[WHAT YOU HAVE TO DO]: Determine which lines contain the word "França", then copy those lines.

[ITEMS]:
□ □ □ □ □ □ □

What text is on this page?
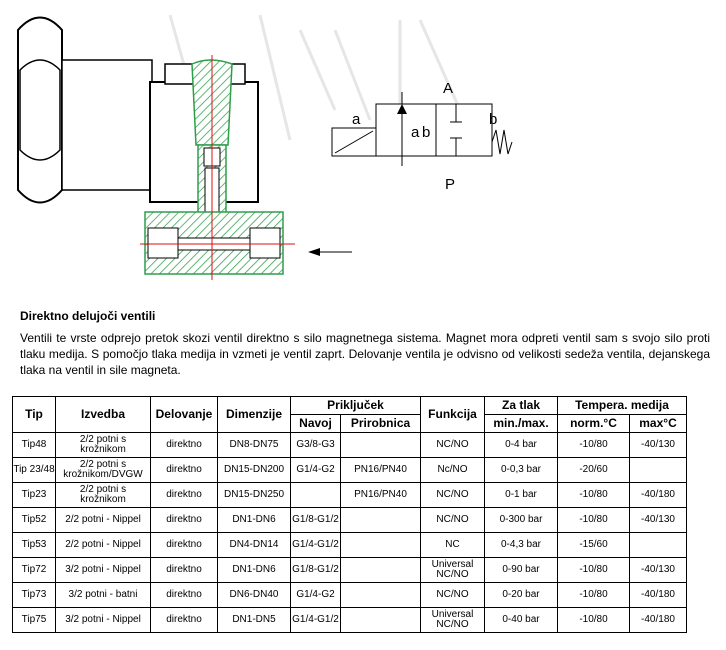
A
P
a	b
a b
Direktno delujoči ventili
Ventili te vrste odprejo pretok skozi ventil direktno s silo magnetnega sistema. Magnet mora odpreti ventil sam s svojo silo proti tlaku medija. S pomočjo tlaka medija in vzmeti je ventil zaprt. Delovanje ventila je odvisno od velikosti sedeža ventila, dejanskega tlaka na ventil in sile magneta.
Tip	Izvedba	Delovanje	Dimenzije	Priključek		Funkcija	Za tlak	Tempera. medija	
				Navoj	Prirobnica		min./max.	norm.°C	max°C
Tip48	2/2 potni s krožnikom	direktno	DN8-DN75	G3/8-G3		NC/NO	0-4 bar	-10/80	-40/130
Tip 23/48	2/2 potni s krožnikom/DVGW	direktno	DN15-DN200	G1/4-G2	PN16/PN40	Nc/NO	0-0,3 bar	-20/60	
Tip23	2/2 potni s krožnikom	direktno	DN15-DN250		PN16/PN40	NC/NO	0-1 bar	-10/80	-40/180
Tip52	2/2 potni - Nippel	direktno	DN1-DN6	G1/8-G1/2		NC/NO	0-300 bar	-10/80	-40/130
Tip53	2/2 potni - Nippel	direktno	DN4-DN14	G1/4-G1/2		NC	0-4,3 bar	-15/60	
Tip72	3/2 potni - Nippel	direktno	DN1-DN6	G1/8-G1/2		Universal NC/NO	0-90 bar	-10/80	-40/130
Tip73	3/2 potni - batni	direktno	DN6-DN40	G1/4-G2		NC/NO	0-20 bar	-10/80	-40/180
Tip75	3/2 potni - Nippel	direktno	DN1-DN5	G1/4-G1/2		Universal NC/NO	0-40 bar	-10/80	-40/180
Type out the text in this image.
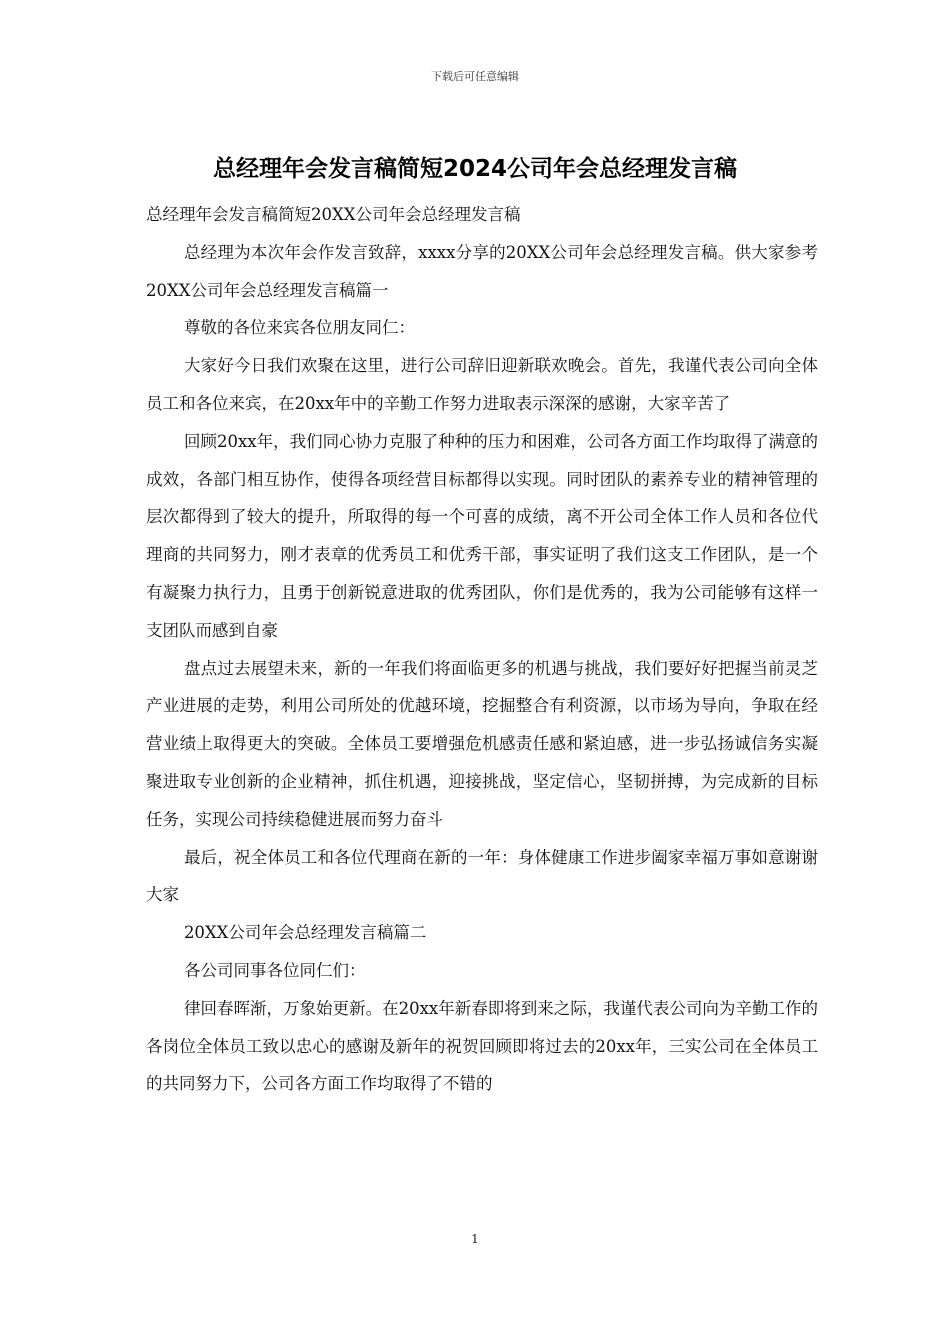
下载后可任意编辑
总经理年会发言稿简短2024公司年会总经理发言稿

总经理年会发言稿简短20XX公司年会总经理发言稿

总经理为本次年会作发言致辞，xxxx分享的20XX公司年会总经理发言稿。供大家参考20XX公司年会总经理发言稿篇一

尊敬的各位来宾各位朋友同仁：

大家好今日我们欢聚在这里，进行公司辞旧迎新联欢晚会。首先，我谨代表公司向全体员工和各位来宾，在20xx年中的辛勤工作努力进取表示深深的感谢，大家辛苦了

回顾20xx年，我们同心协力克服了种种的压力和困难，公司各方面工作均取得了满意的成效，各部门相互协作，使得各项经营目标都得以实现。同时团队的素养专业的精神管理的层次都得到了较大的提升，所取得的每一个可喜的成绩，离不开公司全体工作人员和各位代理商的共同努力，刚才表章的优秀员工和优秀干部，事实证明了我们这支工作团队，是一个有凝聚力执行力，且勇于创新锐意进取的优秀团队，你们是优秀的，我为公司能够有这样一支团队而感到自豪

盘点过去展望未来，新的一年我们将面临更多的机遇与挑战，我们要好好把握当前灵芝产业进展的走势，利用公司所处的优越环境，挖掘整合有利资源，以市场为导向，争取在经营业绩上取得更大的突破。全体员工要增强危机感责任感和紧迫感，进一步弘扬诚信务实凝聚进取专业创新的企业精神，抓住机遇，迎接挑战，坚定信心，坚韧拼搏，为完成新的目标任务，实现公司持续稳健进展而努力奋斗

最后，祝全体员工和各位代理商在新的一年：身体健康工作进步阖家幸福万事如意谢谢大家

20XX公司年会总经理发言稿篇二

各公司同事各位同仁们：

律回春晖渐，万象始更新。在20xx年新春即将到来之际，我谨代表公司向为辛勤工作的各岗位全体员工致以忠心的感谢及新年的祝贺回顾即将过去的20xx年，三实公司在全体员工的共同努力下，公司各方面工作均取得了不错的

1
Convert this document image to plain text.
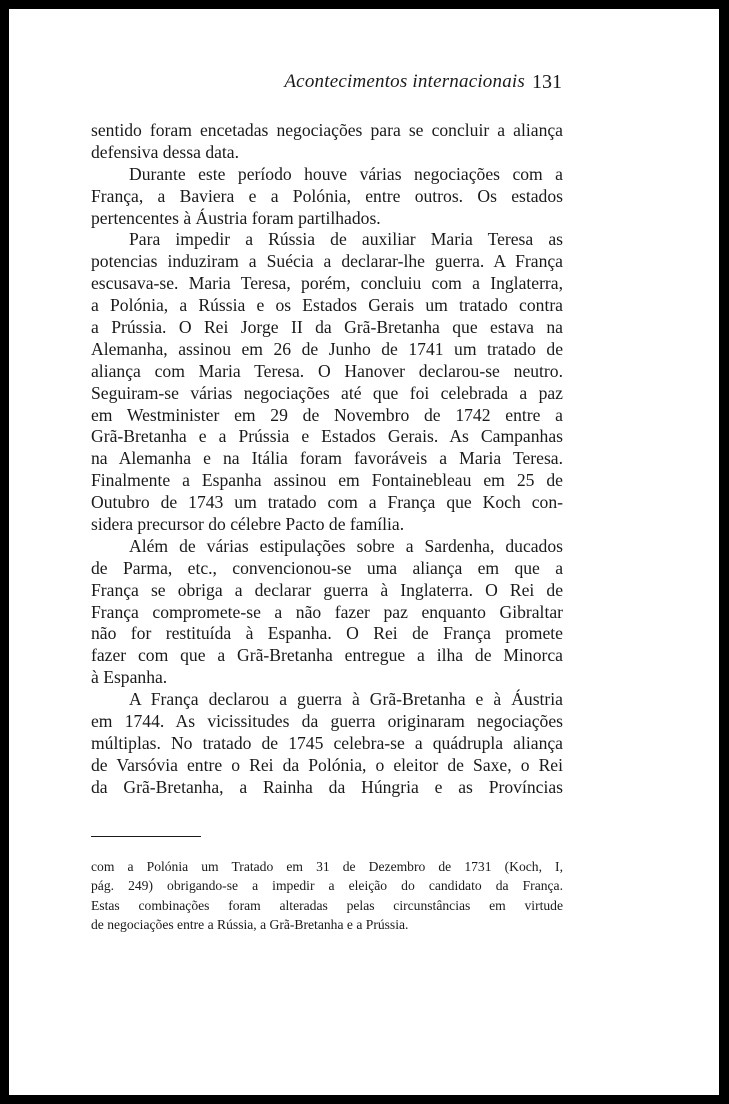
Acontecimentos internacionais 131
sentido foram encetadas negociações para se concluir a aliança
defensiva dessa data.
Durante este período houve várias negociações com a
França, a Baviera e a Polónia, entre outros. Os estados
pertencentes à Áustria foram partilhados.
Para impedir a Rússia de auxiliar Maria Teresa as
potencias induziram a Suécia a declarar-lhe guerra. A França
escusava-se. Maria Teresa, porém, concluiu com a Inglaterra,
a Polónia, a Rússia e os Estados Gerais um tratado contra
a Prússia. O Rei Jorge II da Grã-Bretanha que estava na
Alemanha, assinou em 26 de Junho de 1741 um tratado de
aliança com Maria Teresa. O Hanover declarou-se neutro.
Seguiram-se várias negociações até que foi celebrada a paz
em Westminister em 29 de Novembro de 1742 entre a
Grã-Bretanha e a Prússia e Estados Gerais. As Campanhas
na Alemanha e na Itália foram favoráveis a Maria Teresa.
Finalmente a Espanha assinou em Fontainebleau em 25 de
Outubro de 1743 um tratado com a França que Koch con-
sidera precursor do célebre Pacto de família.
Além de várias estipulações sobre a Sardenha, ducados
de Parma, etc., convencionou-se uma aliança em que a
França se obriga a declarar guerra à Inglaterra. O Rei de
França compromete-se a não fazer paz enquanto Gibraltar
não for restituída à Espanha. O Rei de França promete
fazer com que a Grã-Bretanha entregue a ilha de Minorca
à Espanha.
A França declarou a guerra à Grã-Bretanha e à Áustria
em 1744. As vicissitudes da guerra originaram negociações
múltiplas. No tratado de 1745 celebra-se a quádrupla aliança
de Varsóvia entre o Rei da Polónia, o eleitor de Saxe, o Rei
da Grã-Bretanha, a Rainha da Húngria e as Províncias
com a Polónia um Tratado em 31 de Dezembro de 1731 (Koch, I,
pág. 249) obrigando-se a impedir a eleição do candidato da França.
Estas combinações foram alteradas pelas circunstâncias em virtude
de negociações entre a Rússia, a Grã-Bretanha e a Prússia.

□ □ □ □ □ □ □

[EXERCISE RESPONSE]:
França, a Baviera e a Polónia, entre outros. Os estados
potencias induziram a Suécia a declarar-lhe guerra. A França
Outubro de 1743 um tratado com a França que Koch con-
França se obriga a declarar guerra à Inglaterra. O Rei de
França compromete-se a não fazer paz enquanto Gibraltar
não for restituída à Espanha. O Rei de França promete
A França declarou a guerra à Grã-Bretanha e à Áustria
pág. 249) obrigando-se a impedir a eleição do candidato da França.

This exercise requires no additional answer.